• **Source**:
____________________

Son of Retro Pulp Tales
- Artwork by Timothy Truman
- Author: Joe R. Lansdale
- Cover artist: Tim Truman
- Language: English
- Genre: Horror, short story collection
- Publisher: Subterranean Press
- Publication date: 2009
- Publication place: United States
- Media type: Print hardcover, limited edition
- Pages: 211
- ISBN: 978-1-59606-260-3
- Preceded by: Cross Plains Universe: Texans Celebrate Robert E. Howard (with Scott A. Cupp, (2006)
- Followed by: Crucified Dreams (2011)

____________________

• **Entries shown**:
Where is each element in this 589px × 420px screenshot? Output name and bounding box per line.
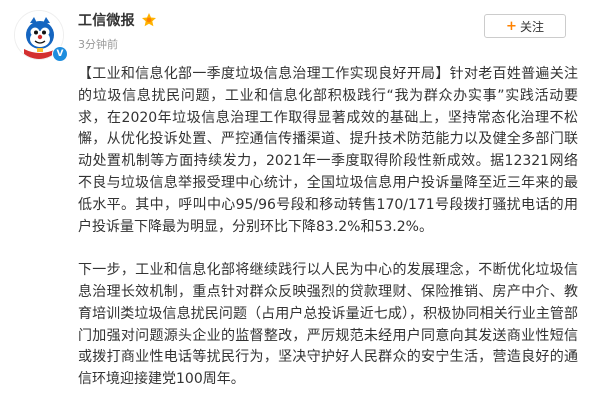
user-line: 工信微报 <box>78 10 157 30</box>
post-timestamp[interactable]: 3分钟前 <box>78 36 118 52</box>
follow-label: 关注 <box>519 19 544 34</box>
post-paragraph: 下一步，工业和信息化部将继续践行以人民为中心的发展理念，不断优化垃圾信息治理长效… <box>78 262 578 388</box>
user-name[interactable]: 工信微报 <box>78 10 135 30</box>
follow-button[interactable]: + 关注 <box>484 14 566 38</box>
plus-icon: + <box>506 18 517 34</box>
post-body: 【工业和信息化部一季度垃圾信息治理工作实现良好开局】针对老百姓普遍关注的垃圾信息… <box>78 64 578 391</box>
vip-badge-icon <box>141 12 157 28</box>
post-paragraph: 【工业和信息化部一季度垃圾信息治理工作实现良好开局】针对老百姓普遍关注的垃圾信息… <box>78 66 578 235</box>
verified-badge-icon: V <box>52 46 68 62</box>
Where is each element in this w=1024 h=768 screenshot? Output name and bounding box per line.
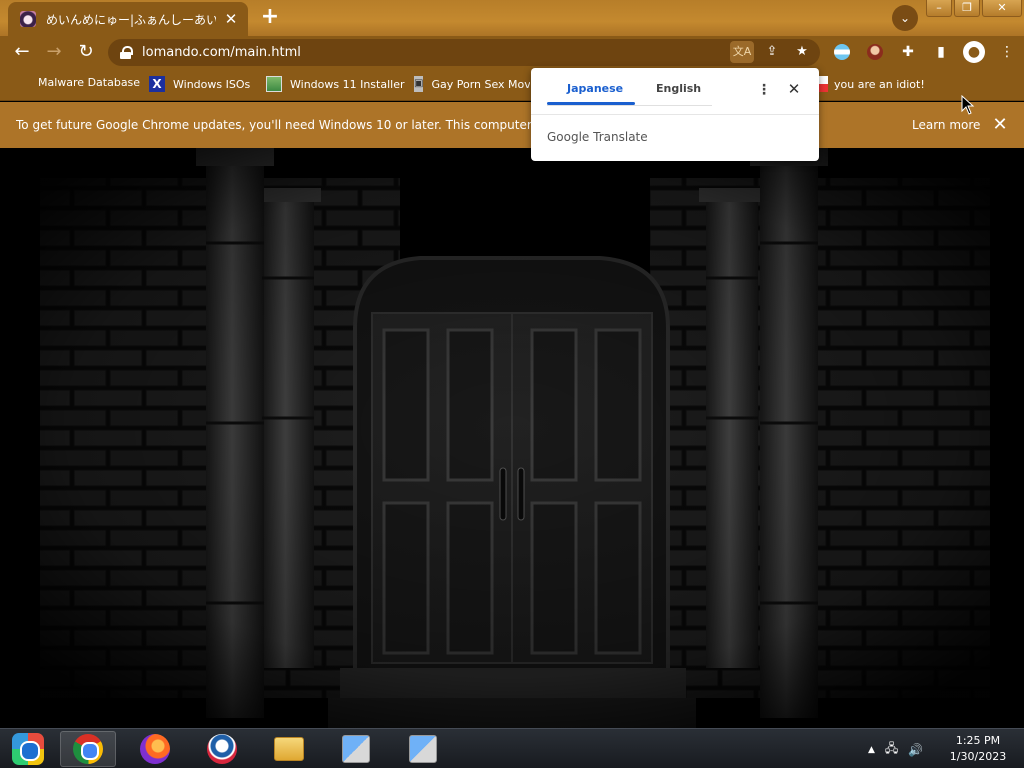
translate-tab-divider bbox=[547, 105, 712, 106]
address-bar[interactable]: lomando.com/main.html 文A ⇪ ★ bbox=[108, 39, 820, 66]
translate-tab-indicator bbox=[547, 102, 635, 105]
update-infobar: To get future Google Chrome updates, you… bbox=[0, 102, 1024, 148]
profile-avatar[interactable]: ● bbox=[962, 40, 986, 64]
minimize-button[interactable]: – bbox=[926, 0, 952, 17]
bookmark-malware-database[interactable]: Malware Database bbox=[38, 76, 140, 89]
browser-tab-active[interactable]: めいんめにゅー|ふぁんしーあいらんど ✕ bbox=[8, 2, 248, 36]
back-arrow-icon[interactable]: ← bbox=[10, 40, 34, 64]
infobar-close-icon[interactable]: ✕ bbox=[990, 114, 1010, 135]
bookmark-windows-11-installer[interactable]: Windows 11 Installer bbox=[266, 76, 405, 92]
bookmark-label: Malware Database bbox=[38, 76, 141, 89]
bookmark-label: Gay Porn Sex Mov bbox=[431, 77, 530, 91]
infobar-message: To get future Google Chrome updates, you… bbox=[16, 118, 536, 132]
dungeon-door-scene bbox=[0, 148, 1024, 728]
person-icon: ● bbox=[963, 41, 985, 63]
obama-logo-icon bbox=[207, 734, 237, 764]
translate-options-icon[interactable]: ⋮ bbox=[757, 81, 771, 99]
extensions-area: ✚ ▮ ● ⋮ bbox=[830, 40, 1024, 64]
translate-tab-english[interactable]: English bbox=[656, 82, 701, 95]
tab-title: めいんめにゅー|ふぁんしーあいらんど bbox=[46, 12, 216, 27]
extensions-puzzle-icon[interactable]: ✚ bbox=[896, 40, 920, 64]
restore-button[interactable]: ❐ bbox=[954, 0, 980, 17]
taskbar-firefox[interactable] bbox=[127, 731, 183, 767]
site-favicon-icon bbox=[20, 11, 36, 27]
taskbar-setup-1[interactable] bbox=[328, 731, 384, 767]
clock-date: 1/30/2023 bbox=[949, 750, 1007, 763]
translate-wordmark: Translate bbox=[593, 130, 648, 144]
extension-avatar-icon[interactable] bbox=[863, 40, 887, 64]
bookmark-label: Windows 11 Installer bbox=[290, 77, 405, 91]
clock[interactable]: 1:25 PM 1/30/2023 bbox=[940, 733, 1016, 765]
tab-search-button[interactable]: ⌄ bbox=[892, 5, 918, 31]
setup-installer-icon bbox=[342, 735, 370, 763]
reload-icon[interactable]: ↻ bbox=[74, 40, 98, 64]
start-button[interactable] bbox=[6, 732, 50, 766]
vignette-overlay bbox=[0, 148, 1024, 728]
translate-tab-japanese[interactable]: Japanese bbox=[567, 82, 623, 95]
package-icon: ▣ bbox=[414, 76, 424, 92]
flag-icon bbox=[818, 76, 828, 92]
share-icon[interactable]: ⇪ bbox=[760, 41, 784, 63]
learn-more-link[interactable]: Learn more bbox=[912, 118, 980, 132]
taskbar: ▲ 🖧 🔊 1:25 PM 1/30/2023 bbox=[0, 728, 1024, 768]
bookmark-gay-porn-sex-mov[interactable]: ▣ Gay Porn Sex Mov bbox=[414, 76, 530, 92]
firefox-icon bbox=[140, 734, 170, 764]
new-tab-button[interactable]: + bbox=[258, 4, 282, 30]
side-panel-icon[interactable]: ▮ bbox=[929, 40, 953, 64]
chrome-icon bbox=[73, 734, 103, 764]
image-icon bbox=[266, 76, 282, 92]
forward-arrow-icon[interactable]: → bbox=[42, 40, 66, 64]
taskbar-file-explorer[interactable] bbox=[261, 731, 317, 767]
translate-separator bbox=[531, 114, 819, 115]
bookmark-windows-isos[interactable]: X Windows ISOs bbox=[149, 76, 250, 92]
bookmark-star-icon[interactable]: ★ bbox=[790, 41, 814, 63]
taskbar-obama-app[interactable] bbox=[194, 731, 250, 767]
taskbar-chrome[interactable] bbox=[60, 731, 116, 767]
bookmark-label: Windows ISOs bbox=[173, 77, 251, 91]
volume-icon[interactable]: 🔊 bbox=[908, 743, 923, 757]
omnibox-actions: 文A ⇪ ★ bbox=[724, 41, 814, 63]
system-tray: ▲ 🖧 🔊 bbox=[868, 739, 933, 760]
mouse-cursor-icon bbox=[961, 95, 975, 115]
bookmark-you-are-an-idiot[interactable]: you are an idiot! bbox=[818, 76, 925, 92]
page-content bbox=[0, 148, 1024, 728]
close-window-button[interactable]: ✕ bbox=[982, 0, 1022, 17]
translate-close-icon[interactable]: ✕ bbox=[785, 80, 803, 98]
bookmark-label: you are an idiot! bbox=[834, 77, 925, 91]
taskbar-setup-2[interactable] bbox=[395, 731, 451, 767]
setup-installer-icon bbox=[409, 735, 437, 763]
google-translate-branding: Google Translate bbox=[547, 130, 648, 144]
extension-flag-icon[interactable] bbox=[830, 40, 854, 64]
tab-close-icon[interactable]: ✕ bbox=[222, 10, 240, 28]
tray-overflow-icon[interactable]: ▲ bbox=[868, 745, 875, 755]
lock-icon[interactable] bbox=[120, 46, 133, 59]
translate-icon[interactable]: 文A bbox=[730, 41, 754, 63]
google-wordmark: Google bbox=[547, 130, 590, 144]
translate-popup: Japanese English ⋮ ✕ Google Translate bbox=[531, 68, 819, 161]
clock-time: 1:25 PM bbox=[955, 734, 1001, 747]
start-orb-icon bbox=[12, 733, 44, 765]
browser-toolbar: ← → ↻ lomando.com/main.html 文A ⇪ ★ ✚ ▮ ●… bbox=[0, 36, 1024, 68]
tab-strip: めいんめにゅー|ふぁんしーあいらんど ✕ + ⌄ – ❐ ✕ bbox=[0, 0, 1024, 36]
network-icon[interactable]: 🖧 bbox=[885, 739, 898, 760]
window-controls: – ❐ ✕ bbox=[924, 0, 1022, 17]
url-text: lomando.com/main.html bbox=[142, 45, 301, 60]
folder-icon bbox=[274, 737, 304, 761]
chrome-menu-icon[interactable]: ⋮ bbox=[995, 40, 1019, 64]
bookmarks-bar: Malware Database X Windows ISOs Windows … bbox=[0, 68, 1024, 101]
x-logo-icon: X bbox=[149, 76, 165, 92]
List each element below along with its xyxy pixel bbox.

____________________

• **Task instructions**:
- a) List every book title that appears in the book listing.
- b) Using the book listing, answer each question:
(i) Which company published the book?
(ii) How many pages does the book have?
(iii) What book followed it, and in what year?
- c) Retype the part of the book listing that opens with the words containing "Son of Retro" and closes with "A. Cupp, (2006)".
The material after the book listing is separate from it.

• **The replies**:
- a)
Son of Retro Pulp Tales
Cross Plains Universe: Texans Celebrate Robert E. Howard
Crucified Dreams

- b)
(i) Subterranean Press
(ii) 211
(iii) Crucified Dreams, in 2011

- c)
Son of Retro Pulp Tales
- Artwork by Timothy Truman
- Author: Joe R. Lansdale
- Cover artist: Tim Truman
- Language: English
- Genre: Horror, short story collection
- Publisher: Subterranean Press
- Publication date: 2009
- Publication place: United States
- Media type: Print hardcover, limited edition
- Pages: 211
- ISBN: 978-1-59606-260-3
- Preceded by: Cross Plains Universe: Texans Celebrate Robert E. Howard (with Scott A. Cupp, (2006)